_Given task_
Produce an exact copy of all the data below, dropping every image.

-.-.-

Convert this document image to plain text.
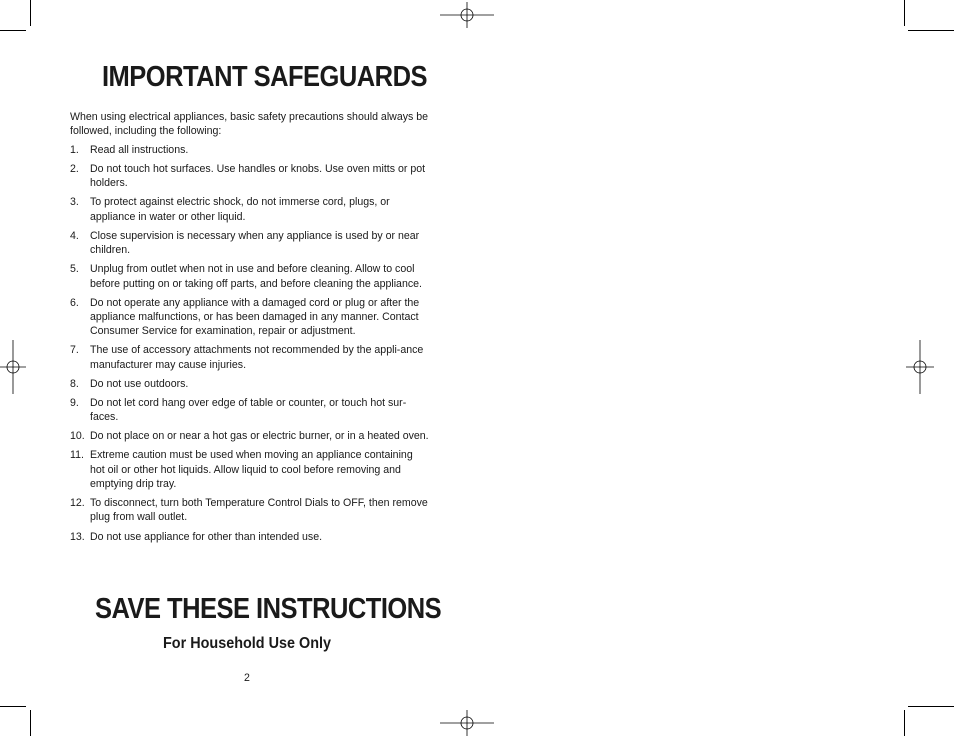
IMPORTANT SAFEGUARDS

When using electrical appliances, basic safety precautions should always be followed, including the following:

1. Read all instructions.
2. Do not touch hot surfaces. Use handles or knobs. Use oven mitts or pot holders.
3. To protect against electric shock, do not immerse cord, plugs, or appliance in water or other liquid.
4. Close supervision is necessary when any appliance is used by or near children.
5. Unplug from outlet when not in use and before cleaning. Allow to cool before putting on or taking off parts, and before cleaning the appliance.
6. Do not operate any appliance with a damaged cord or plug or after the appliance malfunctions, or has been damaged in any manner. Contact Consumer Service for examination, repair or adjustment.
7. The use of accessory attachments not recommended by the appli-ance manufacturer may cause injuries.
8. Do not use outdoors.
9. Do not let cord hang over edge of table or counter, or touch hot sur-faces.
10. Do not place on or near a hot gas or electric burner, or in a heated oven.
11. Extreme caution must be used when moving an appliance containing hot oil or other hot liquids. Allow liquid to cool before removing and emptying drip tray.
12. To disconnect, turn both Temperature Control Dials to OFF, then remove plug from wall outlet.
13. Do not use appliance for other than intended use.
SAVE THESE INSTRUCTIONS
For Household Use Only
2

-.-.-

_Answer below_
Convert this document image to plain text.
IMPORTANT SAFEGUARDS

When using electrical appliances, basic safety precautions should always be followed, including the following:

1. Read all instructions.
2. Do not touch hot surfaces. Use handles or knobs. Use oven mitts or pot holders.
3. To protect against electric shock, do not immerse cord, plugs, or appliance in water or other liquid.
4. Close supervision is necessary when any appliance is used by or near children.
5. Unplug from outlet when not in use and before cleaning. Allow to cool before putting on or taking off parts, and before cleaning the appliance.
6. Do not operate any appliance with a damaged cord or plug or after the appliance malfunctions, or has been damaged in any manner. Contact Consumer Service for examination, repair or adjustment.
7. The use of accessory attachments not recommended by the appli-ance manufacturer may cause injuries.
8. Do not use outdoors.
9. Do not let cord hang over edge of table or counter, or touch hot sur-faces.
10. Do not place on or near a hot gas or electric burner, or in a heated oven.
11. Extreme caution must be used when moving an appliance containing hot oil or other hot liquids. Allow liquid to cool before removing and emptying drip tray.
12. To disconnect, turn both Temperature Control Dials to OFF, then remove plug from wall outlet.
13. Do not use appliance for other than intended use.
SAVE THESE INSTRUCTIONS
For Household Use Only
2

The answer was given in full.